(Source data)
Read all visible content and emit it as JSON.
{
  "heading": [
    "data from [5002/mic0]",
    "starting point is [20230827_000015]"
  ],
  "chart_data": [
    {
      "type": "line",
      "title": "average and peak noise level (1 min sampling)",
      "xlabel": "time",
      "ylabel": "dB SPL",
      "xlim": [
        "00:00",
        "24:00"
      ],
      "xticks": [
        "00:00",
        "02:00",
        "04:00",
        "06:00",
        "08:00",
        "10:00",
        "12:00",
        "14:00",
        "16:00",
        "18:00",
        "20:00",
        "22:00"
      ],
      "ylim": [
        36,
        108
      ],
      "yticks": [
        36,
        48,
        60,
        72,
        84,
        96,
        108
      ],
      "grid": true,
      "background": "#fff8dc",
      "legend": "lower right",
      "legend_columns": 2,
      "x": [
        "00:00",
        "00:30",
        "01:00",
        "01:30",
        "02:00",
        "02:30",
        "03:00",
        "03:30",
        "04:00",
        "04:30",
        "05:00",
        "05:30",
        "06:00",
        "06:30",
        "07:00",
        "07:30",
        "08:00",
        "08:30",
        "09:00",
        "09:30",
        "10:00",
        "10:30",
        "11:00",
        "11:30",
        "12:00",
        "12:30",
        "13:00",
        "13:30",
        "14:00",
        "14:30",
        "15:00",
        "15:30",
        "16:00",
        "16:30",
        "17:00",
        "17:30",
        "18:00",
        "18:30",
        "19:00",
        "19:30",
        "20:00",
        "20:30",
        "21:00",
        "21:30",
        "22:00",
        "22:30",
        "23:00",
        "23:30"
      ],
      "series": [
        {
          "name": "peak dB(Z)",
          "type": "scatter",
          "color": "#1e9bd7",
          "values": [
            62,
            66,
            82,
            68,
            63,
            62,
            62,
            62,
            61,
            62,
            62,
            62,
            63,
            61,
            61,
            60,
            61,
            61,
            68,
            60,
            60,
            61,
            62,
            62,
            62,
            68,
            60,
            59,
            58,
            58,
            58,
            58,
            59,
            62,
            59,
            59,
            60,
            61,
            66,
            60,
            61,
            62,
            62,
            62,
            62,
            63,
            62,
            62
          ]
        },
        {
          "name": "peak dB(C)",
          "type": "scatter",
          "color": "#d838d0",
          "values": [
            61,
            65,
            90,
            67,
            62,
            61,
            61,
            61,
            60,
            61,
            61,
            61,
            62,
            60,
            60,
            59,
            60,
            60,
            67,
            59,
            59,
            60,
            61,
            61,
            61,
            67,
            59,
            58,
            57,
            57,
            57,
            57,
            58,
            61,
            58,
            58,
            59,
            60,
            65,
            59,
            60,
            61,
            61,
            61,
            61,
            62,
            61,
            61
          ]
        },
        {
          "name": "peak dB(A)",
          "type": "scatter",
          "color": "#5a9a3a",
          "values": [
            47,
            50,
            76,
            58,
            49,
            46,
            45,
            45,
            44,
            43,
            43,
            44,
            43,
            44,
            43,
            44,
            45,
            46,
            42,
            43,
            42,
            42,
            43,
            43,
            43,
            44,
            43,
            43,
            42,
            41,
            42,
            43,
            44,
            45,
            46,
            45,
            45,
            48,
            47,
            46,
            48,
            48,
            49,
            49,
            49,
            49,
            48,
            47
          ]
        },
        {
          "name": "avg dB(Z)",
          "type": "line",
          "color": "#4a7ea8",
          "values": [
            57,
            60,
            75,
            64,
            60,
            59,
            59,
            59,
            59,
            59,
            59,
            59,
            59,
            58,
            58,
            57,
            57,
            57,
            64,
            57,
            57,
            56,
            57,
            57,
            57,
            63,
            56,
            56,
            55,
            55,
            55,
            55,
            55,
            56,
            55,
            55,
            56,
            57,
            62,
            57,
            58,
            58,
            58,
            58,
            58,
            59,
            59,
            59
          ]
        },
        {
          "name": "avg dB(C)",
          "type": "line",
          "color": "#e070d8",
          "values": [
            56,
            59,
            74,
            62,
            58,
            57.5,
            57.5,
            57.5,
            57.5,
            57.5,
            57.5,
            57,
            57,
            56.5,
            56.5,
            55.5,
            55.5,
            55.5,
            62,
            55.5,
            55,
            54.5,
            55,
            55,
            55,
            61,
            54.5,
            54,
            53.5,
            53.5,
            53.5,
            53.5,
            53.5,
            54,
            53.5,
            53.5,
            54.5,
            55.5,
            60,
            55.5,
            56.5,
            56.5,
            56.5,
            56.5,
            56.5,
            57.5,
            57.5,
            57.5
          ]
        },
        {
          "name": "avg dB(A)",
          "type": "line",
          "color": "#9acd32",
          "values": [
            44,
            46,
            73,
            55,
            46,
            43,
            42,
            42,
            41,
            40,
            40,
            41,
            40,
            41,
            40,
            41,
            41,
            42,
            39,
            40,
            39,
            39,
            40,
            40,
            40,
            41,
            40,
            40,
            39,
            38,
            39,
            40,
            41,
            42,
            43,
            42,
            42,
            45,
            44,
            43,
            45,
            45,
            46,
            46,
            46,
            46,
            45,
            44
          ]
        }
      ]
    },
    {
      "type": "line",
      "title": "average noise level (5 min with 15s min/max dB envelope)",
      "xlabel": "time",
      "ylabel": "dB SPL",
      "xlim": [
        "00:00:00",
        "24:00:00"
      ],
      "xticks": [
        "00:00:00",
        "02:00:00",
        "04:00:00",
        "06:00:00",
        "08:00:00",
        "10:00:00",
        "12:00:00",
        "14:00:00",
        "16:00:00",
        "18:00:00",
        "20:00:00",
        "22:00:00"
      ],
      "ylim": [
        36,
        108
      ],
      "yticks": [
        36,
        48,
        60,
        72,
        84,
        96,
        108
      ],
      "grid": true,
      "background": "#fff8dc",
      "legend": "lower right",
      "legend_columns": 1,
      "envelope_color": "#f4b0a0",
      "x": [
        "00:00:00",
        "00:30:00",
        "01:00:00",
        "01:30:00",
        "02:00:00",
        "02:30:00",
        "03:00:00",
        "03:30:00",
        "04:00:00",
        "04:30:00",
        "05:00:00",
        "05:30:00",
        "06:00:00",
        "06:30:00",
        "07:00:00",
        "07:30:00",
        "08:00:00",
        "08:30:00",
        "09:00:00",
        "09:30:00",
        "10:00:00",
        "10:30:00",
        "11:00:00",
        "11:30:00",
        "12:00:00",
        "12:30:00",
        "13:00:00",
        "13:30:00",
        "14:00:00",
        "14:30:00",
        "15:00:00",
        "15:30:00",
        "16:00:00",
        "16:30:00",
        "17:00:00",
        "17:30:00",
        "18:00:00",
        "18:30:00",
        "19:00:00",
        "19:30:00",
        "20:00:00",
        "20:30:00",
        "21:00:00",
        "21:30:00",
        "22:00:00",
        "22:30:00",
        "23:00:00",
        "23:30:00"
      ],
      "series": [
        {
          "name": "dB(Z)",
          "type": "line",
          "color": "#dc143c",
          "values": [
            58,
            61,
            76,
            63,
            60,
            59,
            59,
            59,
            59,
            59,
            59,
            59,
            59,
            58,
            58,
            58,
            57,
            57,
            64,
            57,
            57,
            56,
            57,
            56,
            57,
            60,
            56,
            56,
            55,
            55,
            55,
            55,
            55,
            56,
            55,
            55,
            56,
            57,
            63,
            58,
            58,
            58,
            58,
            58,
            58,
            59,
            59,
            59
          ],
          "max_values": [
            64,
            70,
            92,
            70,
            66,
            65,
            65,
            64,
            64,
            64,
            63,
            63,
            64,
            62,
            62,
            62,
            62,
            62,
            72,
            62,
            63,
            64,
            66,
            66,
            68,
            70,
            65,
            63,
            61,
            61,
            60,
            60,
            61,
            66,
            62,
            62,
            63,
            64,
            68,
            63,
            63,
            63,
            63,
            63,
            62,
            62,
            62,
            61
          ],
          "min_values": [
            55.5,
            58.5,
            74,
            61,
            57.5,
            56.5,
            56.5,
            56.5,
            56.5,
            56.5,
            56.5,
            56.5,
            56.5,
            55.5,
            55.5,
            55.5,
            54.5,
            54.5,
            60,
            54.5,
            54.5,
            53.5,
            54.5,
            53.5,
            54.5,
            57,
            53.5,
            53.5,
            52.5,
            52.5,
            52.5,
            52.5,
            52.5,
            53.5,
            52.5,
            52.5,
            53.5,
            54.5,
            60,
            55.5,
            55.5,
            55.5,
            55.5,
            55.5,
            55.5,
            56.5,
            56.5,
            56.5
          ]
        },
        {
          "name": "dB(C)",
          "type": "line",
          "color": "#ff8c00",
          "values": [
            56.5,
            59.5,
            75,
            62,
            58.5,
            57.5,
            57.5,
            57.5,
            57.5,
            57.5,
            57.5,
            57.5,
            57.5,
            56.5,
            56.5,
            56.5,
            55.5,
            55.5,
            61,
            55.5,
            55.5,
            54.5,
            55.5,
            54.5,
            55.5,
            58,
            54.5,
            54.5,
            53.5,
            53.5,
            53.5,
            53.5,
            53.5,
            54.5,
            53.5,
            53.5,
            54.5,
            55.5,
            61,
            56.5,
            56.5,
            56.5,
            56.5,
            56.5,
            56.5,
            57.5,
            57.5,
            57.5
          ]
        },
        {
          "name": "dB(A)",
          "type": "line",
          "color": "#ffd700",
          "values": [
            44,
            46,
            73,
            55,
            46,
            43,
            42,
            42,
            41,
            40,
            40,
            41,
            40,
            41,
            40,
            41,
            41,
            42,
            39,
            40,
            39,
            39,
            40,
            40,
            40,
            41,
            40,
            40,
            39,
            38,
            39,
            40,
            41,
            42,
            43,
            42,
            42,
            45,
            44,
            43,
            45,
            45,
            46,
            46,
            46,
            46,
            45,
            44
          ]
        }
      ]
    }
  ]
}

**GIVEN EXERCISE:**
Which lines contain the word "level"? Return each of them.

**EXERCISE ANSWER:**
      "title": "average and peak noise level (1 min sampling)",
      "title": "average noise level (5 min with 15s min/max dB envelope)",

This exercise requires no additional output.